• **Given instruction**
Scan the records and identify every line in which the string "icon" occurs, then return those lines.

• **Rows**
========================================================================

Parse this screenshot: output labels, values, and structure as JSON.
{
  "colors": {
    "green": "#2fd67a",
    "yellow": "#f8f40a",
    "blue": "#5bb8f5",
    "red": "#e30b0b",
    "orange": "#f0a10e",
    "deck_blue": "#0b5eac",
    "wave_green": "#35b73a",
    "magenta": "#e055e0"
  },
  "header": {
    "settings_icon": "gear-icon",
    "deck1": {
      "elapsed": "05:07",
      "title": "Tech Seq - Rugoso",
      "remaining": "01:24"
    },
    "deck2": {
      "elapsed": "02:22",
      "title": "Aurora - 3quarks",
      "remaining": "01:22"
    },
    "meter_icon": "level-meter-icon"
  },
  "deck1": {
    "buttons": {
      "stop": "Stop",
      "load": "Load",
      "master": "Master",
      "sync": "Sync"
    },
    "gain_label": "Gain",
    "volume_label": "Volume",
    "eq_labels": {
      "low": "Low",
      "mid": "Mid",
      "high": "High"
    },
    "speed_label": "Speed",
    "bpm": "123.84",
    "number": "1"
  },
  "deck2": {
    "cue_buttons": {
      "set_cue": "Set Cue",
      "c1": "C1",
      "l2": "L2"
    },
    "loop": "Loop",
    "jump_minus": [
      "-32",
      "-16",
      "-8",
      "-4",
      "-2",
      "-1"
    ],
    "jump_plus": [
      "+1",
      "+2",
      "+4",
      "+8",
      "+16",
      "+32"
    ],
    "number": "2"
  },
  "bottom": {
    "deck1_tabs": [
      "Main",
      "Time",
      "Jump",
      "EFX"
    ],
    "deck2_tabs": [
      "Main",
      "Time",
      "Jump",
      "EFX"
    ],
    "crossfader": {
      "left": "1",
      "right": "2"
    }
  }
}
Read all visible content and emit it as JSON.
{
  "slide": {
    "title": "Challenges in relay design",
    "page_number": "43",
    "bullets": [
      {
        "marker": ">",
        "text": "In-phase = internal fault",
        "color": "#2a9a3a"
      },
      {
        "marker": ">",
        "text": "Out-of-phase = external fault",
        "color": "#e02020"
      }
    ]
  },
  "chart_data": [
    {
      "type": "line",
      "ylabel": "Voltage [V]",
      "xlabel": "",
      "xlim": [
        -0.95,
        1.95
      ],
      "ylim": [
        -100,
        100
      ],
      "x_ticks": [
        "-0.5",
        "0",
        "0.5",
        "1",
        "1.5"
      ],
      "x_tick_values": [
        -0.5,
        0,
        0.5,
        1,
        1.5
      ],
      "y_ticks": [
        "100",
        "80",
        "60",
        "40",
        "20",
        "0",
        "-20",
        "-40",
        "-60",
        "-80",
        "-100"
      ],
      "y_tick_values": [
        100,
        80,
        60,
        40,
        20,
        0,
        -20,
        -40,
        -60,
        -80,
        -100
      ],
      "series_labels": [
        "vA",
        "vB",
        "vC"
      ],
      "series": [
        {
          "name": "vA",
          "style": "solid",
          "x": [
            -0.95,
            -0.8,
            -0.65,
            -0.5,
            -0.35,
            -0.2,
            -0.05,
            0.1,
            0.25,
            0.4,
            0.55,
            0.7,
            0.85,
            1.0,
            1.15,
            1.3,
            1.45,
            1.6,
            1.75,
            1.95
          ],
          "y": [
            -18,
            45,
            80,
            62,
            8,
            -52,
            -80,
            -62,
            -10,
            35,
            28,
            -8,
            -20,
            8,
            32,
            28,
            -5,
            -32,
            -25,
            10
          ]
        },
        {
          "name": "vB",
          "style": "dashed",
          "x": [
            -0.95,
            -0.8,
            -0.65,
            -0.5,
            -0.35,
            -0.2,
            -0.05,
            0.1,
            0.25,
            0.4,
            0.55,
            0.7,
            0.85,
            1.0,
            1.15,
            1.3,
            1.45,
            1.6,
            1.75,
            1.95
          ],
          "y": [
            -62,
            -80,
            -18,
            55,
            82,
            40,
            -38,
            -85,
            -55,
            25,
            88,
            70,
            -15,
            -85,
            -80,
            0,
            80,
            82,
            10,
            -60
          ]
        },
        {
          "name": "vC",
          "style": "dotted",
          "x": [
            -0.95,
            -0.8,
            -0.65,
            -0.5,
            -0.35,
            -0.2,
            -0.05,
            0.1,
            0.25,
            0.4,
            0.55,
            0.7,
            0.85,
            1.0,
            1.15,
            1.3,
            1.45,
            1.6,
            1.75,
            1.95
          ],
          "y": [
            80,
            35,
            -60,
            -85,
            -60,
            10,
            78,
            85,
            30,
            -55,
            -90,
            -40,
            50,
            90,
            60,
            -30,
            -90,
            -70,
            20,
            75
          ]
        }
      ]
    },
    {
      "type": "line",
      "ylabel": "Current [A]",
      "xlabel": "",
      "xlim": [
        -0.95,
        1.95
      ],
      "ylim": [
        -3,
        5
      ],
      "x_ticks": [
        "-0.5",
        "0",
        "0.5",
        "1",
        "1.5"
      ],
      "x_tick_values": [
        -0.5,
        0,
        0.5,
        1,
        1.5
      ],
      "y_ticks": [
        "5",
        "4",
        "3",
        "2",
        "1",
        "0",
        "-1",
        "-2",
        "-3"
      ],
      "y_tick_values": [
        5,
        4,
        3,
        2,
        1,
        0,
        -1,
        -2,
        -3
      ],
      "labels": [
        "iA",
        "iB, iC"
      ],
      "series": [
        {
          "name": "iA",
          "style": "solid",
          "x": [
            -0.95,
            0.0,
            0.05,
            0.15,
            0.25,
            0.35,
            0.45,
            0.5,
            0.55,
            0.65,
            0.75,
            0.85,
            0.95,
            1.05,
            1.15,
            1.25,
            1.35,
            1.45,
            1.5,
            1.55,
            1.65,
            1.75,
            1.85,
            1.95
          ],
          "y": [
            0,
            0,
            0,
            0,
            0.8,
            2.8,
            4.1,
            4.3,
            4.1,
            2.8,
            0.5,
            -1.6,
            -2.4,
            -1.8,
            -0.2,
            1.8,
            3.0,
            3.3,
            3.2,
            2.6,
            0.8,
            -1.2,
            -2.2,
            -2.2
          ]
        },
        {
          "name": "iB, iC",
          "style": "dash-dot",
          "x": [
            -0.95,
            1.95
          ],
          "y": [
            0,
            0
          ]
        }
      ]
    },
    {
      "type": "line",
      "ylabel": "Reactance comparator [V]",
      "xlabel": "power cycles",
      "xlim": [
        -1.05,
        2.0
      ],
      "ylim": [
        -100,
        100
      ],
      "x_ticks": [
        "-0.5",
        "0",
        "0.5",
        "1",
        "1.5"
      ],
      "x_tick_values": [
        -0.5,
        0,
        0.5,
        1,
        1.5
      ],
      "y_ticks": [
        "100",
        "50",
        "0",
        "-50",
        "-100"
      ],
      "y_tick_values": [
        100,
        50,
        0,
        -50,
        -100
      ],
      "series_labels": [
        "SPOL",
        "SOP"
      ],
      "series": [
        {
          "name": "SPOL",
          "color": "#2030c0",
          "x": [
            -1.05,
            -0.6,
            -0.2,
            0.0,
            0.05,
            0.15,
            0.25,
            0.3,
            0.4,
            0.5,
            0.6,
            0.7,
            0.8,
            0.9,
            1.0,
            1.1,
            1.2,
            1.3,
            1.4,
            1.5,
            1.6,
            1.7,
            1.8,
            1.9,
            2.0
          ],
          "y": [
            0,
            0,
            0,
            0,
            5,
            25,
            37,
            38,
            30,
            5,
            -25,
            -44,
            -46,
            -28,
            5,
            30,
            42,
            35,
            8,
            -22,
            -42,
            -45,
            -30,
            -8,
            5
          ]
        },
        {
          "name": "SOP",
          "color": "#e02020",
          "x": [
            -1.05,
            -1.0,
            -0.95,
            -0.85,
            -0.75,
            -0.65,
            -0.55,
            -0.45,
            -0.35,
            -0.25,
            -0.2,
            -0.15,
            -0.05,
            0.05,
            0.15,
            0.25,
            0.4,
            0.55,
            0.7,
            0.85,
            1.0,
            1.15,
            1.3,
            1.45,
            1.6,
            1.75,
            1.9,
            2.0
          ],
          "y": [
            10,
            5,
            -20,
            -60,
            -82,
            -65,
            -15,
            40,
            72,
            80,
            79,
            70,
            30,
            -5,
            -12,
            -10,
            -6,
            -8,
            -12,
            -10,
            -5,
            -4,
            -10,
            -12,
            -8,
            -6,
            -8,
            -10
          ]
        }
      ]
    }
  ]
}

========================================================================

• **Response to the task**
    "settings_icon": "gear-icon",
    "meter_icon": "level-meter-icon"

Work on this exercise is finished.